- _Brief_: Copy the items word for word, from the first line through the line containing "x-tick-label: 50: [128, 266, 142, 280]", that line included.

(Element region listings)
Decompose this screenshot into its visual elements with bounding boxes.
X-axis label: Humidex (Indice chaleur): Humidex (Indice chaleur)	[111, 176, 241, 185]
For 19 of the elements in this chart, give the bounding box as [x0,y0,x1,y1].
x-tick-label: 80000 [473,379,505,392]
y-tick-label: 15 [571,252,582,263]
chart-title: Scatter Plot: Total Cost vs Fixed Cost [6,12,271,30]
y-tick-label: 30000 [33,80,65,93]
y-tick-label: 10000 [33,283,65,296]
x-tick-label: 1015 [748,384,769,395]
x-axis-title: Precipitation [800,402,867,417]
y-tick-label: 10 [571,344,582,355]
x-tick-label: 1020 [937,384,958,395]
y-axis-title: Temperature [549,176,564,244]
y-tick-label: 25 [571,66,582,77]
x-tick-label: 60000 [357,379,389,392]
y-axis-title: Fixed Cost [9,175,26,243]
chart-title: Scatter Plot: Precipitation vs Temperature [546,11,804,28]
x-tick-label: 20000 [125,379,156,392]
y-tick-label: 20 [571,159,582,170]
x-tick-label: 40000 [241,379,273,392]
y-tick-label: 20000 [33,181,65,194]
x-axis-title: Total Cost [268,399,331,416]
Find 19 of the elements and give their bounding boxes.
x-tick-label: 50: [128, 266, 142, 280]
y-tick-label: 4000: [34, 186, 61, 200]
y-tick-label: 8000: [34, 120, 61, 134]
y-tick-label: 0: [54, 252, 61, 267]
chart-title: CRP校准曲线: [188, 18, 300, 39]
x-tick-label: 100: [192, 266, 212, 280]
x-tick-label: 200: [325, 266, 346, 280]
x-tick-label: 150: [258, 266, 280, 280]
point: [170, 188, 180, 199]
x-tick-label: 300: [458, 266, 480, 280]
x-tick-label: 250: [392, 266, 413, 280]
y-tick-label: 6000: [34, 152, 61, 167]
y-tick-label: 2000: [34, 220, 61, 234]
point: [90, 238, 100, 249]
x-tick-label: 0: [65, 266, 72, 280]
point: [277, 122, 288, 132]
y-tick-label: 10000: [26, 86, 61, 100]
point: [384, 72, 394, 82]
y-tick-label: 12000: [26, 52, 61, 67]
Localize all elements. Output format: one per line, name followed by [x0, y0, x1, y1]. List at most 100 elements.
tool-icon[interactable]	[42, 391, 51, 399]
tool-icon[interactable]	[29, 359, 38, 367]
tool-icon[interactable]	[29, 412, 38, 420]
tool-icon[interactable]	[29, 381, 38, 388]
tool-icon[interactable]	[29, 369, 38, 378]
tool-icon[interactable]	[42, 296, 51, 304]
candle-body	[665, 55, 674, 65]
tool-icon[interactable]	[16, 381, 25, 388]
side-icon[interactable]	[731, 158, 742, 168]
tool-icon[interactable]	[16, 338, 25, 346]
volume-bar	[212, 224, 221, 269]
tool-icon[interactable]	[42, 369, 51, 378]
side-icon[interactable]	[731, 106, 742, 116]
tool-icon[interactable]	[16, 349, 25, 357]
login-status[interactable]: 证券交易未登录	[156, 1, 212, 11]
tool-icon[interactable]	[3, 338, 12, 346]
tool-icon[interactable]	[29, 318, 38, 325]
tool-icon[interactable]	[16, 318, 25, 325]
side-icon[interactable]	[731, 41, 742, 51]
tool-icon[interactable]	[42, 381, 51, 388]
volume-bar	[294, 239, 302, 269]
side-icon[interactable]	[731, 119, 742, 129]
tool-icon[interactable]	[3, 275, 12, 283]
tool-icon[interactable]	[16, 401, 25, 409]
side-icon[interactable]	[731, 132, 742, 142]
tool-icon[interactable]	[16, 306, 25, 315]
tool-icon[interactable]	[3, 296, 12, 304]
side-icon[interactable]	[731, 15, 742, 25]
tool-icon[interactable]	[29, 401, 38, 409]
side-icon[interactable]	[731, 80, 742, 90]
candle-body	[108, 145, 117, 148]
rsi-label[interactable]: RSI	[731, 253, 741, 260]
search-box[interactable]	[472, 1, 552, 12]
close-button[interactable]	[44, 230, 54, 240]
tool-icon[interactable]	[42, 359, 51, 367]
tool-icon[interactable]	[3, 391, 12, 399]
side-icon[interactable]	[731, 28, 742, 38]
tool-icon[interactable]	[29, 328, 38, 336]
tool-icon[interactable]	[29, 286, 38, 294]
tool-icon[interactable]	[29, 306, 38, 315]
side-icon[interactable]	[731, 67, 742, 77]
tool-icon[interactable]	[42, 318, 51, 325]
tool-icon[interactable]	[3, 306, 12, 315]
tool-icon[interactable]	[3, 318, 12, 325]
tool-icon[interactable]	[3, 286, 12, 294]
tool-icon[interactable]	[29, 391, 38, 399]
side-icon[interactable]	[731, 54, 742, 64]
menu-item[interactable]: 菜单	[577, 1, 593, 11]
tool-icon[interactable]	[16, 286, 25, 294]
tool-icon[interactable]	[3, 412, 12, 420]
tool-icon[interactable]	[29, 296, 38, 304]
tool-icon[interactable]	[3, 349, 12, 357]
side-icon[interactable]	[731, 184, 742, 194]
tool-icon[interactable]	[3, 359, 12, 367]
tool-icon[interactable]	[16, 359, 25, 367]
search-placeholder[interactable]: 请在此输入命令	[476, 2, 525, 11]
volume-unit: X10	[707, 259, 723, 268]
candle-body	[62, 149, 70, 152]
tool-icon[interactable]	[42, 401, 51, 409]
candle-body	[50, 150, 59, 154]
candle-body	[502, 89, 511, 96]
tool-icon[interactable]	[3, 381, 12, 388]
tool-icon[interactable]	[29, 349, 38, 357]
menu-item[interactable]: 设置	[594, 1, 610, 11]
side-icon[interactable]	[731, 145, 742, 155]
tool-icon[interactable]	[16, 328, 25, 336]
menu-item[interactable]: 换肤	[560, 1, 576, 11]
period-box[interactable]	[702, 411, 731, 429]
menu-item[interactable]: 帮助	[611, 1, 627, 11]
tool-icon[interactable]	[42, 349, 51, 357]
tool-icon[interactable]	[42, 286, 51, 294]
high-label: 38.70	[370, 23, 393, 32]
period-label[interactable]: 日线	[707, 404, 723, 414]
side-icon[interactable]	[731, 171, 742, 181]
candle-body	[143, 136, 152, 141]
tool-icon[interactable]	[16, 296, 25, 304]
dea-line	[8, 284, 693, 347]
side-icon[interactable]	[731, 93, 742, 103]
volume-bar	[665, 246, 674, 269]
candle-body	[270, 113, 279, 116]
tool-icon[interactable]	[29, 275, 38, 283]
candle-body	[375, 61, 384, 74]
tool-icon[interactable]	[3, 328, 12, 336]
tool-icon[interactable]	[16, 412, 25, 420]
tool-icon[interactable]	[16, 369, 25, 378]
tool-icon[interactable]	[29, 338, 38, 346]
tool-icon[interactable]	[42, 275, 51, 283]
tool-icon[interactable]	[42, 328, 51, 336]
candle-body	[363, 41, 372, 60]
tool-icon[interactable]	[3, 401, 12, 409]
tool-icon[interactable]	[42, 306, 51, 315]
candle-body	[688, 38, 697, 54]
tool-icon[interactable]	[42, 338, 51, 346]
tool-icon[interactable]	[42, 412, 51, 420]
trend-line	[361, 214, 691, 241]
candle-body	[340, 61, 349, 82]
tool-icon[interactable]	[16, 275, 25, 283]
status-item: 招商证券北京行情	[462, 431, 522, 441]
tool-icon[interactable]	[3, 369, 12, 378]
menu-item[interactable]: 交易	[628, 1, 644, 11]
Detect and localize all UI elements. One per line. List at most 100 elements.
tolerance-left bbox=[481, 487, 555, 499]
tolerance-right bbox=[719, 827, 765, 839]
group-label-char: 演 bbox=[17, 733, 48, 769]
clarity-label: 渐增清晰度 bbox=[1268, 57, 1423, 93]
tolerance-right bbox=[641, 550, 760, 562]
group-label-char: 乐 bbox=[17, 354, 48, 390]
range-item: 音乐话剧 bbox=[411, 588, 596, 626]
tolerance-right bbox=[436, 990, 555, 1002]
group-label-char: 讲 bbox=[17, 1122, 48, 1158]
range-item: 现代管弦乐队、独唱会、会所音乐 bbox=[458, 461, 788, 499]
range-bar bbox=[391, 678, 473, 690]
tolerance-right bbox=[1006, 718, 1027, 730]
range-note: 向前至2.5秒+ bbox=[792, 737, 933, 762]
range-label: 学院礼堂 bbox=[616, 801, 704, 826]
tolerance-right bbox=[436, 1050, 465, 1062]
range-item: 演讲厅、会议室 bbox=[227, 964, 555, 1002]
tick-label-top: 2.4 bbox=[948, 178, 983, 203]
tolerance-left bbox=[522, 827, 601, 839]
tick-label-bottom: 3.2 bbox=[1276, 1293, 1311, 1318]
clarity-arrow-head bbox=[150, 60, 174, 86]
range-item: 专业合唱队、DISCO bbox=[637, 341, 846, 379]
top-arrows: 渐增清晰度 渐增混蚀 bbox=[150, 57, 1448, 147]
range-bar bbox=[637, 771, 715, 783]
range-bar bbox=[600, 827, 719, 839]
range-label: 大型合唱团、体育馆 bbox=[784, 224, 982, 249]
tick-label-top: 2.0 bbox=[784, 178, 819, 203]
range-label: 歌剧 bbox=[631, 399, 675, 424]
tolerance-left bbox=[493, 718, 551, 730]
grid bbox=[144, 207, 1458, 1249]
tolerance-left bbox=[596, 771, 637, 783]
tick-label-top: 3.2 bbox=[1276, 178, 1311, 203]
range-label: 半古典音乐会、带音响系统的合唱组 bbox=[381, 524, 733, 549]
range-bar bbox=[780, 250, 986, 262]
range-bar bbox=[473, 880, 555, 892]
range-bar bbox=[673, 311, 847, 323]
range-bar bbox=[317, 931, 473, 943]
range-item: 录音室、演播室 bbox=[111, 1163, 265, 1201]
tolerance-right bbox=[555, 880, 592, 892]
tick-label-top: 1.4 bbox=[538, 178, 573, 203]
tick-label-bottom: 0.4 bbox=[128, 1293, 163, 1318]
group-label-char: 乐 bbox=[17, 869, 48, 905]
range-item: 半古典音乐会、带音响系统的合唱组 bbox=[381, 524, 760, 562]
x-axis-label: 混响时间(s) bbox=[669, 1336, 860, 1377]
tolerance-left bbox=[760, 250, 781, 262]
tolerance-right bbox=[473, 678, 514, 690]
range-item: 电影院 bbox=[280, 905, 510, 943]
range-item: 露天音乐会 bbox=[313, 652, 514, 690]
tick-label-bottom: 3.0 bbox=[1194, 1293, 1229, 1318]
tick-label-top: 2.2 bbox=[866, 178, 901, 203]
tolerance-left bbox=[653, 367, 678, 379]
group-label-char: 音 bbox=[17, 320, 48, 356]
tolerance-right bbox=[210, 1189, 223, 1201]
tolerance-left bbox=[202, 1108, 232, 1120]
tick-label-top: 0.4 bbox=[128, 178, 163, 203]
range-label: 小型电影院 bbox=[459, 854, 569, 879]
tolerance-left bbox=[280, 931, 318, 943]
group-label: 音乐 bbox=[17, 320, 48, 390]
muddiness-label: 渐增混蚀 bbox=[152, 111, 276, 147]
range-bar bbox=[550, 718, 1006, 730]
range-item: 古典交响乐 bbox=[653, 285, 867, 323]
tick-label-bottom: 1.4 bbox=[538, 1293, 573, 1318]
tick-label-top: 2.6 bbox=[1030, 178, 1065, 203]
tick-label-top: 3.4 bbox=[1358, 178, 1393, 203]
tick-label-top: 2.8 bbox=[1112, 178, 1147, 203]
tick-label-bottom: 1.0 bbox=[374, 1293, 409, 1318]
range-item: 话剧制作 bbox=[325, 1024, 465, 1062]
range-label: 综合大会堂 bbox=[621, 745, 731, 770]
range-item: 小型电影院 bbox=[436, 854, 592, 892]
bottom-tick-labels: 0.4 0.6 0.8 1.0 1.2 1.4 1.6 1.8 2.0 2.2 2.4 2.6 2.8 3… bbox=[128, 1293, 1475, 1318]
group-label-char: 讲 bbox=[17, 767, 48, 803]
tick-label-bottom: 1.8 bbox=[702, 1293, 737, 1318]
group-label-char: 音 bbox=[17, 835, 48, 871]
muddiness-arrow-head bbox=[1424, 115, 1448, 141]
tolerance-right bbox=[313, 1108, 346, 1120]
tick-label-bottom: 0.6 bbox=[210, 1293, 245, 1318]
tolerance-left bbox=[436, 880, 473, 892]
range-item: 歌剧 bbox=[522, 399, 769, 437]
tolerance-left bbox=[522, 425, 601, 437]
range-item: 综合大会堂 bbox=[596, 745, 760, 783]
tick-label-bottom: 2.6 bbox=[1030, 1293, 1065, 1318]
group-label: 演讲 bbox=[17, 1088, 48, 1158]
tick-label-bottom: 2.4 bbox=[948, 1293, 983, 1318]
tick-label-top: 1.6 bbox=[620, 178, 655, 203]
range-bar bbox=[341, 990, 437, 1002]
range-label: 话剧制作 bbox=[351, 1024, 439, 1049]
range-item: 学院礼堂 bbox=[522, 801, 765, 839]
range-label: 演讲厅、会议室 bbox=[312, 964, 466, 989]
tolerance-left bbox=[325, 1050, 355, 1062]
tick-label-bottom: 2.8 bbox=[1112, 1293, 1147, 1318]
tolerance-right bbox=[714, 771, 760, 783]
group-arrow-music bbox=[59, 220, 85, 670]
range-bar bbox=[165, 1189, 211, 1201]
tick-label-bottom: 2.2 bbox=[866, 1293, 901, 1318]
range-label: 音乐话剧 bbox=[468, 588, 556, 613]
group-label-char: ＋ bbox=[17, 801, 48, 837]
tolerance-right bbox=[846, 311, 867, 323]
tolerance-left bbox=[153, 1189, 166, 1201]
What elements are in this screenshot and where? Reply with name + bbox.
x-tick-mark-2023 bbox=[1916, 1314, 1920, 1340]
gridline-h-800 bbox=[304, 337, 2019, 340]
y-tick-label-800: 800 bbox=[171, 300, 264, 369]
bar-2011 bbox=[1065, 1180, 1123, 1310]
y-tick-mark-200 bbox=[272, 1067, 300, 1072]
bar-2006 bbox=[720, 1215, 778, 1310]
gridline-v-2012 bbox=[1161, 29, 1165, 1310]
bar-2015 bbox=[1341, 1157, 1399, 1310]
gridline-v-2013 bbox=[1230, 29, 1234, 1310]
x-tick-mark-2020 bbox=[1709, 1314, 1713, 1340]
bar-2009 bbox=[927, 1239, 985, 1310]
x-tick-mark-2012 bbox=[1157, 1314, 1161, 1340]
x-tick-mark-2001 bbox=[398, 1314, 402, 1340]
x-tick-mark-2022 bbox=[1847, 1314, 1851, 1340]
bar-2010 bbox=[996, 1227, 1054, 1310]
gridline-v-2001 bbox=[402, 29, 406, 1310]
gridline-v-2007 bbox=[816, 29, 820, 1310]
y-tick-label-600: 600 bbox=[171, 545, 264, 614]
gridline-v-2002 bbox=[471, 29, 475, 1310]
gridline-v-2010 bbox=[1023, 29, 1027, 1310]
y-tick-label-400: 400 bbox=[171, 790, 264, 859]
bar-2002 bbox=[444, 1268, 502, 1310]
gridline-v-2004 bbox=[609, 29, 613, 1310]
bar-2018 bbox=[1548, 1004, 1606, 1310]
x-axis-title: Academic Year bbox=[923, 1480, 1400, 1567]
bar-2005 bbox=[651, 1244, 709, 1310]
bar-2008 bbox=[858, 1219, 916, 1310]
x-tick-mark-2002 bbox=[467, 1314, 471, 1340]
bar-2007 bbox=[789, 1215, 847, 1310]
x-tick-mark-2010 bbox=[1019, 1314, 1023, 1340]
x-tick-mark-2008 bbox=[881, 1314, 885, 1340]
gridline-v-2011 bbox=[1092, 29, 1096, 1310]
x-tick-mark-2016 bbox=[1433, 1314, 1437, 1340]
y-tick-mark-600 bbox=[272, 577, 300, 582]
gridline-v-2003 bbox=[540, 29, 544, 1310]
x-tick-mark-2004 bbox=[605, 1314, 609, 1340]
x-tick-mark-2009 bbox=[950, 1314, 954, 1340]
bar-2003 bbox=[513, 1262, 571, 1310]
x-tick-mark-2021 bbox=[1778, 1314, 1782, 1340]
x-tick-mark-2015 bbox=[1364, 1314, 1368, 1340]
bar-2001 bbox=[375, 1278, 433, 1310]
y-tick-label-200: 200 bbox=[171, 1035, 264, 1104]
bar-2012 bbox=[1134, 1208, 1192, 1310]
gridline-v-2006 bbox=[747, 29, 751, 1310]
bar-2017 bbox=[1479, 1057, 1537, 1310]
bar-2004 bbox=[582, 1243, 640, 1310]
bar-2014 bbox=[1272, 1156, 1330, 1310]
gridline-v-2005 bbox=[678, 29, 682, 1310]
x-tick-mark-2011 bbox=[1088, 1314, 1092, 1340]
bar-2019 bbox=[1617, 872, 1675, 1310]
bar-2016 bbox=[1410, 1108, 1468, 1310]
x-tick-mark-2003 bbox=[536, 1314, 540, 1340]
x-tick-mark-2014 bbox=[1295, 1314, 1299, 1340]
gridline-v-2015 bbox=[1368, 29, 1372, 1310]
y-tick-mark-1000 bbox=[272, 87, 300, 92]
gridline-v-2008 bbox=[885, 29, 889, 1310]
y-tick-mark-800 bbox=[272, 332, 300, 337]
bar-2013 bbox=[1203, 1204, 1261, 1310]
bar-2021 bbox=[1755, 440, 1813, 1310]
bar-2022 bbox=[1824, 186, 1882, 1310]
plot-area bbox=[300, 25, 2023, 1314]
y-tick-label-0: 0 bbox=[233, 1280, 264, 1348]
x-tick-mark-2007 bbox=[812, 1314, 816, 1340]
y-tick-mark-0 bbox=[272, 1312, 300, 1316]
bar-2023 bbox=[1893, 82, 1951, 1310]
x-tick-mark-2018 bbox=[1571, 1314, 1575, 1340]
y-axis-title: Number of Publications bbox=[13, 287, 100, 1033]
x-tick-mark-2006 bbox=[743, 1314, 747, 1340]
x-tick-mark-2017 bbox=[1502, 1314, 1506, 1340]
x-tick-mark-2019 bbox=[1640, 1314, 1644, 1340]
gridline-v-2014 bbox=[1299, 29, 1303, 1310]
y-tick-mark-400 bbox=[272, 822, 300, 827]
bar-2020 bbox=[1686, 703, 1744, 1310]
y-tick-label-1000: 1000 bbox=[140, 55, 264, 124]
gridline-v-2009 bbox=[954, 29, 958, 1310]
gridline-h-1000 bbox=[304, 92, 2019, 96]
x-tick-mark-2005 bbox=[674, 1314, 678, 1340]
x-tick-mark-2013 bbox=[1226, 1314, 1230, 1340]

- _Solution to the problem_:
Decompose this screenshot into its visual elements with bounding boxes.
X-axis label: Humidex (Indice chaleur): Humidex (Indice chaleur)	[111, 176, 241, 185]
For 19 of the elements in this chart, give the bounding box as [x0,y0,x1,y1].
x-tick-label: 80000 [473,379,505,392]
y-tick-label: 15 [571,252,582,263]
chart-title: Scatter Plot: Total Cost vs Fixed Cost [6,12,271,30]
y-tick-label: 30000 [33,80,65,93]
y-tick-label: 10000 [33,283,65,296]
x-tick-label: 1015 [748,384,769,395]
x-axis-title: Precipitation [800,402,867,417]
y-tick-label: 10 [571,344,582,355]
x-tick-label: 1020 [937,384,958,395]
y-axis-title: Temperature [549,176,564,244]
y-tick-label: 25 [571,66,582,77]
x-tick-label: 60000 [357,379,389,392]
y-axis-title: Fixed Cost [9,175,26,243]
chart-title: Scatter Plot: Precipitation vs Temperature [546,11,804,28]
x-tick-label: 20000 [125,379,156,392]
y-tick-label: 20 [571,159,582,170]
x-tick-label: 40000 [241,379,273,392]
y-tick-label: 20000 [33,181,65,194]
x-axis-title: Total Cost [268,399,331,416]
Find 19 of the elements and give their bounding boxes.
x-tick-label: 50: [128, 266, 142, 280]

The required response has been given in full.